### TASK DIRECTIONS
Across the entries below, how many lines contain the string "title"? Give only the count.
------ STORED RECORDS ------
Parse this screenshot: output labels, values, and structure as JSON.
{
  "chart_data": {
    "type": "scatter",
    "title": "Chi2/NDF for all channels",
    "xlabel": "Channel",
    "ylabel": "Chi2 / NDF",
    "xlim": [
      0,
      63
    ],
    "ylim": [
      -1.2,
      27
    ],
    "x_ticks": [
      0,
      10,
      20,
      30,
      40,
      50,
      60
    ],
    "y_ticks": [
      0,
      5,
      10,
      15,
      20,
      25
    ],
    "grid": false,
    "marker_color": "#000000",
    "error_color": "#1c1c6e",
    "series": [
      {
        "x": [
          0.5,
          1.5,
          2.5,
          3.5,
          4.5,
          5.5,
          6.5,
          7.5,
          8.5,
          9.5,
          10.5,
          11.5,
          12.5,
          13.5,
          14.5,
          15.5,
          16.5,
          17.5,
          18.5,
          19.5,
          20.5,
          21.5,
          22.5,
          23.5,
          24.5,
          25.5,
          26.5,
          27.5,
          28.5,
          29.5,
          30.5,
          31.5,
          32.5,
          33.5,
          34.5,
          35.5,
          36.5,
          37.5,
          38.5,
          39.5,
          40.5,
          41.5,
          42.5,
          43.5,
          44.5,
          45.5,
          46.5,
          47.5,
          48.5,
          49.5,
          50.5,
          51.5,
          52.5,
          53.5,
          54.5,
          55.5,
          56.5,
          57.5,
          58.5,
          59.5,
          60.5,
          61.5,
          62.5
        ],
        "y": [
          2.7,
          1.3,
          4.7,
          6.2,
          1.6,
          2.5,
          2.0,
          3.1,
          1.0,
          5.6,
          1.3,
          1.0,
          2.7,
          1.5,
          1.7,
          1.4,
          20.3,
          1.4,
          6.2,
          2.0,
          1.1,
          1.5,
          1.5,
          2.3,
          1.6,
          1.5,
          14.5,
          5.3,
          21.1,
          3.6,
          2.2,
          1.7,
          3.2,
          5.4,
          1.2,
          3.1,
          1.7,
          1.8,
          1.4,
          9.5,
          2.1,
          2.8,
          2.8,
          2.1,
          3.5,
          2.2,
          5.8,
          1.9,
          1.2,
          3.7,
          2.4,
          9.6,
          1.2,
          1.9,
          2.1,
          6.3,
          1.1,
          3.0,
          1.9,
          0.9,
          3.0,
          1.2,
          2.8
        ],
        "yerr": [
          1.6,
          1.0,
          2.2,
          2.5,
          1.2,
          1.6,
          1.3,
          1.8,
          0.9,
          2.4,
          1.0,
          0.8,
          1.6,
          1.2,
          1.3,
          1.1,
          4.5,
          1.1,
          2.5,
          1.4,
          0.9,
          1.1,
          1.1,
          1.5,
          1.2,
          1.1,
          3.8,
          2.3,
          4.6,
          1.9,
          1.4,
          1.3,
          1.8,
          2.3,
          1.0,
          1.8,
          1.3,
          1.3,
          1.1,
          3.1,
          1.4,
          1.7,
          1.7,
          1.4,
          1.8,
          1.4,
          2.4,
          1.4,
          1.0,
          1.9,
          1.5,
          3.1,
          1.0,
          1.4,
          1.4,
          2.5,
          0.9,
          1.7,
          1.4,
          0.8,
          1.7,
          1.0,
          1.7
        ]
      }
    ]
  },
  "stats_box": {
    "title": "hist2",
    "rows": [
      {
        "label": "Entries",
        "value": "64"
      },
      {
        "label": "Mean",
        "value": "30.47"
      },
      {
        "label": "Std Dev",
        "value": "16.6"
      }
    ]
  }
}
------
### RESPONSE TO THIS TASK
2